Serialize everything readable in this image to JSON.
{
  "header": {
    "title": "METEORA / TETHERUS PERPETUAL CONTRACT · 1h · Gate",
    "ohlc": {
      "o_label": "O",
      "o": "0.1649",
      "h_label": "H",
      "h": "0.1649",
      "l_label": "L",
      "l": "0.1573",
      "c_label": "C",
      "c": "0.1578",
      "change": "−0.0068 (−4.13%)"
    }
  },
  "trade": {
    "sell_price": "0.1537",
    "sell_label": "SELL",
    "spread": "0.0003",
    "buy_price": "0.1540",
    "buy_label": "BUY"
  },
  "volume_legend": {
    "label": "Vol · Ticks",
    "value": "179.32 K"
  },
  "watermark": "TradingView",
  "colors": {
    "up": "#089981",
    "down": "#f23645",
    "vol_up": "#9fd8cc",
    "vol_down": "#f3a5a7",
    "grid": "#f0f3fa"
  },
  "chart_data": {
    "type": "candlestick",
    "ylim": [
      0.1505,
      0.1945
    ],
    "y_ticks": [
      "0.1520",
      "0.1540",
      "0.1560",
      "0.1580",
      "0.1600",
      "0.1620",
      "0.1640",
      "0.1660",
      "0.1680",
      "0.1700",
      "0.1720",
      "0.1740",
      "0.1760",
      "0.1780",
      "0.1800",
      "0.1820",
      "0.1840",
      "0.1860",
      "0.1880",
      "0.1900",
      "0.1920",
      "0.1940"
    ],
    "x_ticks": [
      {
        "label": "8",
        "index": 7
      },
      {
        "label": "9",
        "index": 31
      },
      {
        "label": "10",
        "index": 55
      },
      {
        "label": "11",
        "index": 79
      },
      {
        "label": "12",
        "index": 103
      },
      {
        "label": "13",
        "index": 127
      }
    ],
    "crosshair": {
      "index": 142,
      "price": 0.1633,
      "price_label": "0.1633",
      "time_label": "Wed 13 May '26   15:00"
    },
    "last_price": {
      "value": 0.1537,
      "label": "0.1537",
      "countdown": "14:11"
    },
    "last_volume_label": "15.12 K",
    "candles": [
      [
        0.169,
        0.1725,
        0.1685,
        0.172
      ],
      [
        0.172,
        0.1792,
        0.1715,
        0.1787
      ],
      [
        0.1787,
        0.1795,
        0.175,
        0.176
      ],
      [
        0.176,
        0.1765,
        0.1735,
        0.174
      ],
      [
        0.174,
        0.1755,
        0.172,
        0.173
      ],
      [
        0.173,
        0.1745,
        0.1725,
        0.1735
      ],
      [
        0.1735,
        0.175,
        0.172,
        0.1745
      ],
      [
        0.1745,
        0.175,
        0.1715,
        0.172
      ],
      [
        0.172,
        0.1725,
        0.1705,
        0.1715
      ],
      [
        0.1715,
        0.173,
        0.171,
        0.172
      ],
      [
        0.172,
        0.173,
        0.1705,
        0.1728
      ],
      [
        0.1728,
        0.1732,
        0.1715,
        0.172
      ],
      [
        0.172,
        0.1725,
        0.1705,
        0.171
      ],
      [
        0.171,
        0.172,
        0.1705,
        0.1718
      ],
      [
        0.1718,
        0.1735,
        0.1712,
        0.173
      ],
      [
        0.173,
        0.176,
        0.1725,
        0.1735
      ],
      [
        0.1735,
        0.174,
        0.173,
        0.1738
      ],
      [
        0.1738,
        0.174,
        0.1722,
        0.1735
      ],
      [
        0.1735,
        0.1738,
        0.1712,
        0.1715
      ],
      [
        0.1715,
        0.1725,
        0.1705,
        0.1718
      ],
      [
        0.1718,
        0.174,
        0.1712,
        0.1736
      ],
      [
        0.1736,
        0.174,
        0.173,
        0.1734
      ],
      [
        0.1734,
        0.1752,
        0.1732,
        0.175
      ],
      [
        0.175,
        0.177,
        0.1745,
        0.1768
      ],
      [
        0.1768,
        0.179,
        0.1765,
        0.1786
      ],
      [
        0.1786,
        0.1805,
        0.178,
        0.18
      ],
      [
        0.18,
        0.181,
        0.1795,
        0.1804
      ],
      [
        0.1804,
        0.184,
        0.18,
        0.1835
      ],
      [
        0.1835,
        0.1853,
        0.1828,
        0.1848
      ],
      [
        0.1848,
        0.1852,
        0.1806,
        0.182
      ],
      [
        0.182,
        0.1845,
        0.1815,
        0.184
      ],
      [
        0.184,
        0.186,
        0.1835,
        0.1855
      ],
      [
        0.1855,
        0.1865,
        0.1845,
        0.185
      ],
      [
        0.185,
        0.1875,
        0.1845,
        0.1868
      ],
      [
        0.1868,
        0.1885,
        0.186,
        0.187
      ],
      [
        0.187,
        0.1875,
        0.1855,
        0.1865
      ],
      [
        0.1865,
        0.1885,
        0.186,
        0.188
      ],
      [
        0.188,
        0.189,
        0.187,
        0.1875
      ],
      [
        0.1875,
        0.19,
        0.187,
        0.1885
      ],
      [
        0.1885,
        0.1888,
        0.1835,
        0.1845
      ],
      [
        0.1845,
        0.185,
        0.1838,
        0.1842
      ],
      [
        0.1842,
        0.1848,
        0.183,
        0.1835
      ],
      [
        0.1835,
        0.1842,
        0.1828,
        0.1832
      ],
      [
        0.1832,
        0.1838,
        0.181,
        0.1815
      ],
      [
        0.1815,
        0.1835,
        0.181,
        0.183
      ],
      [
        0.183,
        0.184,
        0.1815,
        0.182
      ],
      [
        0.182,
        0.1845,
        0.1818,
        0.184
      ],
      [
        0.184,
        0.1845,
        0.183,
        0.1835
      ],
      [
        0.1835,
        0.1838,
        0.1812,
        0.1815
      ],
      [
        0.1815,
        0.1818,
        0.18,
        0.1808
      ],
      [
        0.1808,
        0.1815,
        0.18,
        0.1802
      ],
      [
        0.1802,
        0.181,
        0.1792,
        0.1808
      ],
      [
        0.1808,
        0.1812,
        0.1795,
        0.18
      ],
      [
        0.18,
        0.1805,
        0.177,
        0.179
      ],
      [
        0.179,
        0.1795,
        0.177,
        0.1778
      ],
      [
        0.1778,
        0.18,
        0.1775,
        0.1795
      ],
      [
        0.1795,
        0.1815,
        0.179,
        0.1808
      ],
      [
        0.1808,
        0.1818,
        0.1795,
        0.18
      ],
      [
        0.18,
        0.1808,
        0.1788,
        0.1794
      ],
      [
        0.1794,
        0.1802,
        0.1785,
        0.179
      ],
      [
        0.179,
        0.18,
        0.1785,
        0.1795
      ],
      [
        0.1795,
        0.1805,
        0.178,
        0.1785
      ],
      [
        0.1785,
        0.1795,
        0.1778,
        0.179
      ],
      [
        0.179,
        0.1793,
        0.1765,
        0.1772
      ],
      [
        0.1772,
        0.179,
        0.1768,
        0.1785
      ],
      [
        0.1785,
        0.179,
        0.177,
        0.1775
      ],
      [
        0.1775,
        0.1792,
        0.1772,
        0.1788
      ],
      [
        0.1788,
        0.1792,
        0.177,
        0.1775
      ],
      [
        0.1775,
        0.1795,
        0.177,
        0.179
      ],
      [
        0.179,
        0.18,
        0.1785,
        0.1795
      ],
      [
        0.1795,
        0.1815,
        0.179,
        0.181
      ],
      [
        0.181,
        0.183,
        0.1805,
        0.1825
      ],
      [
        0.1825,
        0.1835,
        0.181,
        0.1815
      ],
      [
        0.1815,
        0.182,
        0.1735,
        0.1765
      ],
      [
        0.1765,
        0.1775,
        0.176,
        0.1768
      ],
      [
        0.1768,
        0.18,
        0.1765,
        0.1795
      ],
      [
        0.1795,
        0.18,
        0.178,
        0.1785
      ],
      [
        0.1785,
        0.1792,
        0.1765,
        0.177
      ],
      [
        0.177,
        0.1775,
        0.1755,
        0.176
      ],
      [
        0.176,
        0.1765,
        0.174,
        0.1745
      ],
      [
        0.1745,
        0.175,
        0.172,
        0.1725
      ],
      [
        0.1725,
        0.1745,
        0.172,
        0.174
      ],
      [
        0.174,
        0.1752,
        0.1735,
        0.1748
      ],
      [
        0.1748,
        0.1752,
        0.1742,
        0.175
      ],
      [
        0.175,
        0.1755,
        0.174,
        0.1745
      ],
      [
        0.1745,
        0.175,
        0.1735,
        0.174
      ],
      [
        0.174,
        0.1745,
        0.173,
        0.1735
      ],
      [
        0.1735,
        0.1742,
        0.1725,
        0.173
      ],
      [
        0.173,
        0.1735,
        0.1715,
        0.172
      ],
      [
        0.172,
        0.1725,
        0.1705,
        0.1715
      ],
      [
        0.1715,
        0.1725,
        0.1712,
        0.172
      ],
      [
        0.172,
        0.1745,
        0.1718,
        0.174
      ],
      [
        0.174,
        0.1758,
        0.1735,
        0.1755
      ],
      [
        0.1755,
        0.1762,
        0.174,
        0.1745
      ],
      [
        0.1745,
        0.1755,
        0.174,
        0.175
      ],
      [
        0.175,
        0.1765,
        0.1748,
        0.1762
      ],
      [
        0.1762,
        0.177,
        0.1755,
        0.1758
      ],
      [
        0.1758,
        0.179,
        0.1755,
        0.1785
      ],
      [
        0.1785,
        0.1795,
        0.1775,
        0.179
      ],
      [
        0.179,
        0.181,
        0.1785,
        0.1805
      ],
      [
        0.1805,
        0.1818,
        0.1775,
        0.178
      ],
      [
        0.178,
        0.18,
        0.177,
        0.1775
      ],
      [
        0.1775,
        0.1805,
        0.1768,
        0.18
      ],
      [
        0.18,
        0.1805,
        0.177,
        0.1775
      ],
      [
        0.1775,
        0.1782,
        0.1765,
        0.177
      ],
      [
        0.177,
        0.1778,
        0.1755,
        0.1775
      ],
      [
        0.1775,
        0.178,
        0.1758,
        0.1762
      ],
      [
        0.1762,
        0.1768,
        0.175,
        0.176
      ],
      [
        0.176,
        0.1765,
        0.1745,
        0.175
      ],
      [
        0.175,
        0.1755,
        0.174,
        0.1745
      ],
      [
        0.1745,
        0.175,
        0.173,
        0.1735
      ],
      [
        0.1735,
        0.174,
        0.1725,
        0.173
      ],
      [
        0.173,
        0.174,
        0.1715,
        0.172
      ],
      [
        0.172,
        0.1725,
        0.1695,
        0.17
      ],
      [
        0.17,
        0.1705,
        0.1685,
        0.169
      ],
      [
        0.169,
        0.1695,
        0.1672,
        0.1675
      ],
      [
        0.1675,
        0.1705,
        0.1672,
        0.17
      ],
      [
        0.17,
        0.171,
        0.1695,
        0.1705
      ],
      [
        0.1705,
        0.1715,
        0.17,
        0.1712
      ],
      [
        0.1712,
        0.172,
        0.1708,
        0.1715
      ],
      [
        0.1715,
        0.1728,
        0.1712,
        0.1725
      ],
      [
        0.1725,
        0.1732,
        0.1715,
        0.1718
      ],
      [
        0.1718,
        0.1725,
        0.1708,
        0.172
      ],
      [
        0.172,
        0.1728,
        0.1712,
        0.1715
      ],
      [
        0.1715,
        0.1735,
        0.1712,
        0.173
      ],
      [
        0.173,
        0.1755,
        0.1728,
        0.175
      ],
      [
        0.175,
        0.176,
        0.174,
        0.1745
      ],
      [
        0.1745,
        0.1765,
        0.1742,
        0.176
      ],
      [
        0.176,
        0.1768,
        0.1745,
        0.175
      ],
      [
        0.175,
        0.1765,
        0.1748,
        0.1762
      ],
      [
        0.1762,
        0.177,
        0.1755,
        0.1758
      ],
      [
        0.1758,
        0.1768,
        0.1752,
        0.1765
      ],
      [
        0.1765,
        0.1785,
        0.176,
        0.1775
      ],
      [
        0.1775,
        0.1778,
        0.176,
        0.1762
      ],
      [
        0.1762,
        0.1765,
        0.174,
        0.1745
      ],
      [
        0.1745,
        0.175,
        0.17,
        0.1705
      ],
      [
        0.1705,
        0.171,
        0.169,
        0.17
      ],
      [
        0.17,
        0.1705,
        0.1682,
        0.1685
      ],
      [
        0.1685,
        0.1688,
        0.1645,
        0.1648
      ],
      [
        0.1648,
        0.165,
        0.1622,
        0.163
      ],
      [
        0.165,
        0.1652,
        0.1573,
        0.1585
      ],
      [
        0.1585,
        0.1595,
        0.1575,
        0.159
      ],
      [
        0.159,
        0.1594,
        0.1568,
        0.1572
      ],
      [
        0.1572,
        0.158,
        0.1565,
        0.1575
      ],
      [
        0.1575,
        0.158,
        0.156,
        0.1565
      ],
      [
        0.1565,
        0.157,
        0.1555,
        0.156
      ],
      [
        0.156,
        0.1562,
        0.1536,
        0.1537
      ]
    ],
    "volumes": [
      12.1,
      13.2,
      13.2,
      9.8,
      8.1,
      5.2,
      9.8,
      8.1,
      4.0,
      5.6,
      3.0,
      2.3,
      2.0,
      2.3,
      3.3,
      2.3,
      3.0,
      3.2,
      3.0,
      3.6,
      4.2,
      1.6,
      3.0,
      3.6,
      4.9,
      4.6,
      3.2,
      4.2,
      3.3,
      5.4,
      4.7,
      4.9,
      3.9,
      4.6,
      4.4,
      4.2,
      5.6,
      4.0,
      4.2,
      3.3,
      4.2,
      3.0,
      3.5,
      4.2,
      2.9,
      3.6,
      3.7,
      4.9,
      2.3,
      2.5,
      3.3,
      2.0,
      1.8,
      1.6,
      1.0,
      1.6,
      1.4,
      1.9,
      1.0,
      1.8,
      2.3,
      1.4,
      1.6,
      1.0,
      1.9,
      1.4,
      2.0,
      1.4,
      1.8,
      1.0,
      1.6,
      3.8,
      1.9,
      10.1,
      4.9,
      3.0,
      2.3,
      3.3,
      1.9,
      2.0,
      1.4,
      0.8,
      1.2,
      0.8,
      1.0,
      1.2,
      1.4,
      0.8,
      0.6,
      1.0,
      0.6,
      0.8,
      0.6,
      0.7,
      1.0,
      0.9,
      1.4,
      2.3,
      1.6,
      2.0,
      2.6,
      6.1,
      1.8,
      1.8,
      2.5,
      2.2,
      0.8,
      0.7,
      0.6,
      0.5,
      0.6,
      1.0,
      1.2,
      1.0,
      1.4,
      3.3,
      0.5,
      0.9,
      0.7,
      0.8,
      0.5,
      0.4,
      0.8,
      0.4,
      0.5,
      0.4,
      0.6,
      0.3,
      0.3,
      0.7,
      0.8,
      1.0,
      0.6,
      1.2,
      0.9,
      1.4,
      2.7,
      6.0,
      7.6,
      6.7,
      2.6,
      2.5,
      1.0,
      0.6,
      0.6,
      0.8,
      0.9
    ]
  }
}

#### [WHAT THE EXERCISE ASKS]
In the entries above, find each line with the string "index" and copy it.

#### [SOLUTION]
        "index": 7
        "index": 31
        "index": 55
        "index": 79
        "index": 103
        "index": 127
      "index": 142,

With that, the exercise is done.